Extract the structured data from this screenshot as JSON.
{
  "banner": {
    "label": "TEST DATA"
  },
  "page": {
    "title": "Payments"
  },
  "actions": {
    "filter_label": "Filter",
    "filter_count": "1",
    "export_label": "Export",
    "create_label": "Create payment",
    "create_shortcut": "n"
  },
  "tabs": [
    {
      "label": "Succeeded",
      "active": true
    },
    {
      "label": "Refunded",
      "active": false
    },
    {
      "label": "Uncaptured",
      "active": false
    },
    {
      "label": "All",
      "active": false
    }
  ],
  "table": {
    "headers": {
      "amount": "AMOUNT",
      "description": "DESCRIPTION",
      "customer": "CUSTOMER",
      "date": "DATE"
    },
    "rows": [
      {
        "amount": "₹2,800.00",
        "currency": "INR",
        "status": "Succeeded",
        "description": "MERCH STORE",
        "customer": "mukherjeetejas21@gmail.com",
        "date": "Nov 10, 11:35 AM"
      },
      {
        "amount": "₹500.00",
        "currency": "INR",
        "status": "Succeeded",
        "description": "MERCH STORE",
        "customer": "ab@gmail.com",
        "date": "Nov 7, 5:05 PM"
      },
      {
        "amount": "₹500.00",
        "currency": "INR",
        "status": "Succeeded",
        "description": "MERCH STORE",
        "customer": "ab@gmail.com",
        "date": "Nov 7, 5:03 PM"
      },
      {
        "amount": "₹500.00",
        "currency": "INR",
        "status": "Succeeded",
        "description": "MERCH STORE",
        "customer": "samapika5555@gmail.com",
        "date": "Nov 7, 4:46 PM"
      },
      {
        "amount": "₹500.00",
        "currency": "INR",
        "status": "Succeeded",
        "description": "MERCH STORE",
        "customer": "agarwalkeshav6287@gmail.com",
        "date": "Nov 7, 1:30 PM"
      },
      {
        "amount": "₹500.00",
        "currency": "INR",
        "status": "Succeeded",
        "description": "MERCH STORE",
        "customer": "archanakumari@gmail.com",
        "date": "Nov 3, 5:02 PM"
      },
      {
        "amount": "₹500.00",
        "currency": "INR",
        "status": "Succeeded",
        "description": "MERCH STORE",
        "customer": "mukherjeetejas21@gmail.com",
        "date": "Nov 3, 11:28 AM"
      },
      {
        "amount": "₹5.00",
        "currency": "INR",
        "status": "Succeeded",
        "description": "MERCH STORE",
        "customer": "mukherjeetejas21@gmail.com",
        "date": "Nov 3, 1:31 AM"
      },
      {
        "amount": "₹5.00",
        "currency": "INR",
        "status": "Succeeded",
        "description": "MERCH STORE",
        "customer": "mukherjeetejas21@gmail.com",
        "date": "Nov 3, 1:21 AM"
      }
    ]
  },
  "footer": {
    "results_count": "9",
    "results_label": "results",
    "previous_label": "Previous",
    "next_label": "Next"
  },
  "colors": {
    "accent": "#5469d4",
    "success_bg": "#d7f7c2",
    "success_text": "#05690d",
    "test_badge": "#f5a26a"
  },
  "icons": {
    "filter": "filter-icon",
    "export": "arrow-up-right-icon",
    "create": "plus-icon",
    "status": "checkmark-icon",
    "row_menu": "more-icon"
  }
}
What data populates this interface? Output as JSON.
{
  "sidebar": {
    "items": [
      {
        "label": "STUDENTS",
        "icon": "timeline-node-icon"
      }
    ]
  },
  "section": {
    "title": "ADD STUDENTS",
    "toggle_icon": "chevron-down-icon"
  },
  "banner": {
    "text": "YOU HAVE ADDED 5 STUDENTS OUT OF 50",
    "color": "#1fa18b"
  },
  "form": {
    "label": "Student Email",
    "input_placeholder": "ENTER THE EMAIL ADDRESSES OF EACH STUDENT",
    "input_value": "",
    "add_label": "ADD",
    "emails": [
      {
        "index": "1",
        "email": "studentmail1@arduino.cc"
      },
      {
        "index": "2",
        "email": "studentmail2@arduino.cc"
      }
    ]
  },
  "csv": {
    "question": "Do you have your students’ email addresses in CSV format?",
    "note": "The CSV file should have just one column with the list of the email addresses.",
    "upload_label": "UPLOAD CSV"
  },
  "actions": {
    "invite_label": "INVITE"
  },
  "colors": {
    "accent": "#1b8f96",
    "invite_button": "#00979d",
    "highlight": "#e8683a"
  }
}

__________

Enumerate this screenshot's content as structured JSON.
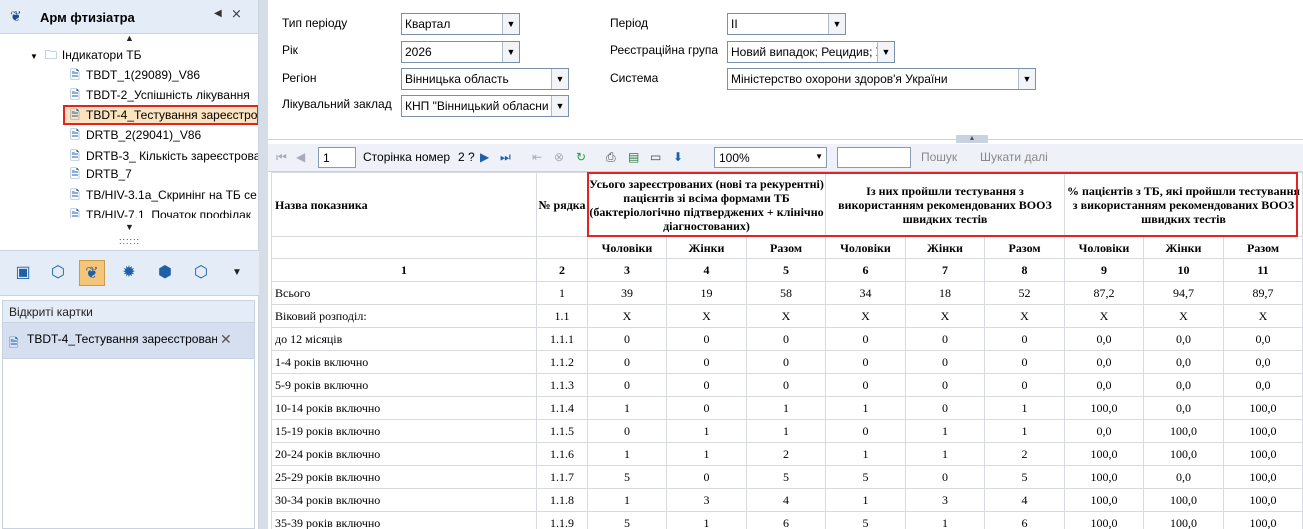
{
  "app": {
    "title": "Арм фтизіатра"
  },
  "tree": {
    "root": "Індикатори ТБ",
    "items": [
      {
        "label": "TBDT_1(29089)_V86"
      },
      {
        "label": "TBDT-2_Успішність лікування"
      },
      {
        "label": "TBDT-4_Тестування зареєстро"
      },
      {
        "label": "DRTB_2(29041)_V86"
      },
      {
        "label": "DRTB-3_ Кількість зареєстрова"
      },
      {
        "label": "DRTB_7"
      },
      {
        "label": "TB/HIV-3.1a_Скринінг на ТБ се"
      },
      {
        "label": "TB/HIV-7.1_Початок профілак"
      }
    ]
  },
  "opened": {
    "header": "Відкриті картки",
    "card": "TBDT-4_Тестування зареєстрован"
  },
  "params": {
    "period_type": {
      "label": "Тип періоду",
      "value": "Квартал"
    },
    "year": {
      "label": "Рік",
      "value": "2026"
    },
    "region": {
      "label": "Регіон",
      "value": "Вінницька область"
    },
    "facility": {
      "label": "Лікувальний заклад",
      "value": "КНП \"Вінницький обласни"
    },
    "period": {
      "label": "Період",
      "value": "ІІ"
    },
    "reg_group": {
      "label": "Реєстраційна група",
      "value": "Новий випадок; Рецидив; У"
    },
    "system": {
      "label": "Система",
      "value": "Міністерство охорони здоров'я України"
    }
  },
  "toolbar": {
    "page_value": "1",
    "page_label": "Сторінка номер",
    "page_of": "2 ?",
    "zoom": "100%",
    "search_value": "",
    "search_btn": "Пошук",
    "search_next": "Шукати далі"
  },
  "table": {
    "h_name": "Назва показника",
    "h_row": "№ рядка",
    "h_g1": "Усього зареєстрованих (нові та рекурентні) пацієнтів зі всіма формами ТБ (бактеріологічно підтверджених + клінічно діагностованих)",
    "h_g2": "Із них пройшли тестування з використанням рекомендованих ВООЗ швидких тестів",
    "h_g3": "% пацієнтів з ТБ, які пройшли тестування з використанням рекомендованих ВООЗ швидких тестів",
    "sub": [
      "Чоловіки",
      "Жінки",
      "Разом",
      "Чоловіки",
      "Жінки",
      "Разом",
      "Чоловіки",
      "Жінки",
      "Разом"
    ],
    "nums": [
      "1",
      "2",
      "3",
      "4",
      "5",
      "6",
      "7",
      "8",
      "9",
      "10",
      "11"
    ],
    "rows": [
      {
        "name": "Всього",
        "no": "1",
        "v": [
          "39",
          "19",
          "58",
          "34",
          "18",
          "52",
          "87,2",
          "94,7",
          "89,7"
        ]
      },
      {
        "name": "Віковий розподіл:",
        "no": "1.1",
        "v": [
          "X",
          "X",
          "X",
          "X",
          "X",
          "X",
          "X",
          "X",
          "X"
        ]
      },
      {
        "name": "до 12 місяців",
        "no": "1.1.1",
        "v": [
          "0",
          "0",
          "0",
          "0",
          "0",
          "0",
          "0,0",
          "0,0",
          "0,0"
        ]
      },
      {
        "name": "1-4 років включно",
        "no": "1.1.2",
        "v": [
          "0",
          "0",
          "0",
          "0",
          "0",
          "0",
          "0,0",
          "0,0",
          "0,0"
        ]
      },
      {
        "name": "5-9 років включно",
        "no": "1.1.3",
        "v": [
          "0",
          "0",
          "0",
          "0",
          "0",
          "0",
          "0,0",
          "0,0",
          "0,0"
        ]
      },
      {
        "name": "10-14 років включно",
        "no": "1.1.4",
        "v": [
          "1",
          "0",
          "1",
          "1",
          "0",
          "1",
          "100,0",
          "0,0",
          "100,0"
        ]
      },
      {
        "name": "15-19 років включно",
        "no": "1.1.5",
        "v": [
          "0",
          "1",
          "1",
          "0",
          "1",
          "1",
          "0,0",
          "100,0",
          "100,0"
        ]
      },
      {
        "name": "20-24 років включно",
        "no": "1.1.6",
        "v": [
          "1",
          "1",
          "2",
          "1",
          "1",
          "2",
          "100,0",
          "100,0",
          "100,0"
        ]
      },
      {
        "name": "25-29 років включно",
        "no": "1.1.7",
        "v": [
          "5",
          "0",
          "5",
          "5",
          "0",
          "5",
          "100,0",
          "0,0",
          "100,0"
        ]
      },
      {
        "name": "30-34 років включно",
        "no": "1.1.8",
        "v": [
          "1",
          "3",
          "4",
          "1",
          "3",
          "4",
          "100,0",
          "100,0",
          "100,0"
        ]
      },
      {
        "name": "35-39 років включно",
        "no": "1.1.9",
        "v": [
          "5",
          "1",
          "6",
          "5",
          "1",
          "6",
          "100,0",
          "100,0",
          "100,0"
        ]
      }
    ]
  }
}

__________

• _YOUR OBJECTIVE_
Your answer should be a single number: the count of lines in the entries that contain the word "screenshot".

• _RESULT_
2